What is asked:
[a] Using the EMR job steps page, answer these:
(i) What does each step contain?
(ii) Which program processes the second input dataset?
(iii) What JAR location is given for the step that copies data from S3 to HDFS?
[b] Write what comes next in the EMR job steps page, picking up after its last sentence.

Document text:

Process Data as Job Steps in EMR
We can submit jobs and interact directly with the data frameworks that is installed in the Amazon EMR cluster. Alternatively, we can submit one or more ordered steps to an Amazon EMR cluster. Each step is a unit of work that contains instructions to manipulate data for processing by the data framework installed on the cluster.
Let us now Process our Data as Job Steps in EMR. The following is an example process using four steps:
- Copy input dataset from S3 to HDFS using S3DistCp
- Process the input data as external & Hive managed tables by using a Hive program.
- Process a second input dataset by using a Pig program.
- Process the intermediate dataset by using Spark program.
Go to the EMR Steps Tab & Add a Step.
- Name: Copy Data from S3 to HDFS using S3DistCp
- JAR location: command-runner.jar
- Arguments: s3-dist-cp --src=s3://aws-bda-demo/datasets/ --dest=hdfs:///datasets
- Action on failure: Continue
Next let's add another EMR Step. Lets use Hive SQL script to create & load data to external tables.

Dataset excerpts:
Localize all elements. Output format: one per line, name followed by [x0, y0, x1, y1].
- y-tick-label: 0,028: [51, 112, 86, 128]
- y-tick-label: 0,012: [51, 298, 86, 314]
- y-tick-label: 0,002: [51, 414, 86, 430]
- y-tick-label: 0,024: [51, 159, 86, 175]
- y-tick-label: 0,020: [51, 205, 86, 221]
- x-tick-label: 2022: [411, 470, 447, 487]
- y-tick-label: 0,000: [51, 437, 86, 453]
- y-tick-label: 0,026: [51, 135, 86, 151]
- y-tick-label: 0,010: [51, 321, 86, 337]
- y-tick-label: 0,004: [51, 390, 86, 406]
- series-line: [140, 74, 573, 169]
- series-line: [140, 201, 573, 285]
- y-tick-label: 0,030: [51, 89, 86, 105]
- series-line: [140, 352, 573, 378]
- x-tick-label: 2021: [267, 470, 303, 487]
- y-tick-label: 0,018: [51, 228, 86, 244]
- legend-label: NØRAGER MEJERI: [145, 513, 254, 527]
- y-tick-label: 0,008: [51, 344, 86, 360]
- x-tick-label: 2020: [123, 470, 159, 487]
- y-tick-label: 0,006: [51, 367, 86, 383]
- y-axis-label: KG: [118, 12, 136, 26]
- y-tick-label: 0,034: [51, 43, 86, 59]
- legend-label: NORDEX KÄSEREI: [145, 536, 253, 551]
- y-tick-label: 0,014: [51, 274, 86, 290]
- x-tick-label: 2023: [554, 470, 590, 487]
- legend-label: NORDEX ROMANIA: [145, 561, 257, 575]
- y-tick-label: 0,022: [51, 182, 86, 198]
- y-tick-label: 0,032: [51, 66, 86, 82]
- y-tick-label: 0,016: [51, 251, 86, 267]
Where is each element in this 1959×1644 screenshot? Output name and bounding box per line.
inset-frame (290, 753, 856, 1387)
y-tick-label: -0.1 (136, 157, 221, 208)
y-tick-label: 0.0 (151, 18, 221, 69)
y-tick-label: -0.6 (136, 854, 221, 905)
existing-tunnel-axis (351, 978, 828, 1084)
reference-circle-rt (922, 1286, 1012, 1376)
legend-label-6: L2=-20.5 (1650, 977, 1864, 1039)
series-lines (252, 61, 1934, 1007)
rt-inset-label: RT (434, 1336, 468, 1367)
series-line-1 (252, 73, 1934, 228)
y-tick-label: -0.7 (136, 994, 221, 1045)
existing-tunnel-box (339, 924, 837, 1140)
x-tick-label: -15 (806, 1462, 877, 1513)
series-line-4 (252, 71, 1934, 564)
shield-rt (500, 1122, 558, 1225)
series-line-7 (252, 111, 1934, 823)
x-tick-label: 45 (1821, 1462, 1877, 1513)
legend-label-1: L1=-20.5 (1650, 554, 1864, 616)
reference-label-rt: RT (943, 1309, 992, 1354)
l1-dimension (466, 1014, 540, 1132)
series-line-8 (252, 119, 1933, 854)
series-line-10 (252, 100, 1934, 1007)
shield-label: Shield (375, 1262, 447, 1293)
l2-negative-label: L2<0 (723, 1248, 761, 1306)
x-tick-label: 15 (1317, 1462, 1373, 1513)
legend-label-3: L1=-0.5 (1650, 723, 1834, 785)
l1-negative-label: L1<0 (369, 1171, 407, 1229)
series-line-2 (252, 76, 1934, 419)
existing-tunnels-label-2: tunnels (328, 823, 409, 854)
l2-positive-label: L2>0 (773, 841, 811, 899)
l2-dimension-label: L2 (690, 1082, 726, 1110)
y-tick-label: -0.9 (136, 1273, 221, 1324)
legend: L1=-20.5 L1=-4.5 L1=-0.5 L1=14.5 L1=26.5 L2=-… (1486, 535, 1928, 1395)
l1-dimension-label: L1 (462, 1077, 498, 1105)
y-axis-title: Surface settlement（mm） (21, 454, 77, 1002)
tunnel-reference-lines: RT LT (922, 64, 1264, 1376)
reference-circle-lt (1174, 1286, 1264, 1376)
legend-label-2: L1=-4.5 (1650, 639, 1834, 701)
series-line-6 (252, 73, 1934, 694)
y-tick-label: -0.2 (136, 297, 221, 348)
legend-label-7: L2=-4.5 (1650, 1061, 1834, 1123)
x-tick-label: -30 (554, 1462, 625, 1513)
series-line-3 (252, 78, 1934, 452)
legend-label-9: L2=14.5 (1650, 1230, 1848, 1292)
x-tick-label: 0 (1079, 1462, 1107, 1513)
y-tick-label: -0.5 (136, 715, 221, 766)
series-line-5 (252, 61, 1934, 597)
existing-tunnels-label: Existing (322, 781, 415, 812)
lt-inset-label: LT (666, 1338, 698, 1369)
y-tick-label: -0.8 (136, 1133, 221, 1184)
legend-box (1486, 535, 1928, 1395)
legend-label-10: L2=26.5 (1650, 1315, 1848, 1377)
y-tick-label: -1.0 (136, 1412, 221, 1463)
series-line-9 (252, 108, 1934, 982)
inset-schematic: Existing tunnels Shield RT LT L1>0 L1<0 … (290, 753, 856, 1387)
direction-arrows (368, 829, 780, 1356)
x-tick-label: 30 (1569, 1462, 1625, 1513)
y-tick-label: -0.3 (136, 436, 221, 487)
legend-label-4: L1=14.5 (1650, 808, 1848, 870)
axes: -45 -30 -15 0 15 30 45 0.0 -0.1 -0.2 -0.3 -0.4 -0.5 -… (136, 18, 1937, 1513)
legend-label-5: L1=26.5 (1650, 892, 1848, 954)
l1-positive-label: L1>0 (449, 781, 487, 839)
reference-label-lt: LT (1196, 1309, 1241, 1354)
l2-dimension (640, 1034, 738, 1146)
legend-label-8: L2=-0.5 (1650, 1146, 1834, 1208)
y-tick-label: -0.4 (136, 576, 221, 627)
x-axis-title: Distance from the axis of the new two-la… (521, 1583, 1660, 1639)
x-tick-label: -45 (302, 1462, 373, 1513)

The replies:
[a]
(i) Instructions to manipulate data for processing by the data framework installed on the cluster.
(ii) A Pig program.
(iii) command-runner.jar

[b]
- Name: Create & Load Hive Dimension Tables; Create Hive Fact Tables
- JAR location: command-runner.jar
- Arguments: hive-script --run-hive-script --args -f s3://aws-bda-demo/scripts/tables.hql
- Action on failure: Continue
--tables.hql
-- Databases
CREATE DATABASE sales_staging;
CREATE DATABASE sales_analytics;
-- Dates
CREATE EXTERNAL TABLE IF NOT EXISTS sales_staging.ext_dates (
year_number INT,
month_number INT,
day_of_year_number INT,
day_of_month_number INT,
day_of_week_number INT,
week_of_year_number INT,
day_name VARCHAR(20),
month_name VARCHAR (20),
quarter_number INT,
quarter_name VARCHAR(2),
year_quarter_name VARCHAR(10),
weekend_ind VARCHAR(1),
days_in_month_qty INT,
date_sk INT,
day_desc VARCHAR(10),
week_sk INT,
day_date DATE,
week_name VARCHAR(10),
week_of_month_number INT,
week_of_month_name VARCHAR(10),
month_sk INT,
quarter_sk INT,
year_sk INT,
year_sort_number VARCHAR(4),
day_of_week_sort_name VARCHAR(10)
)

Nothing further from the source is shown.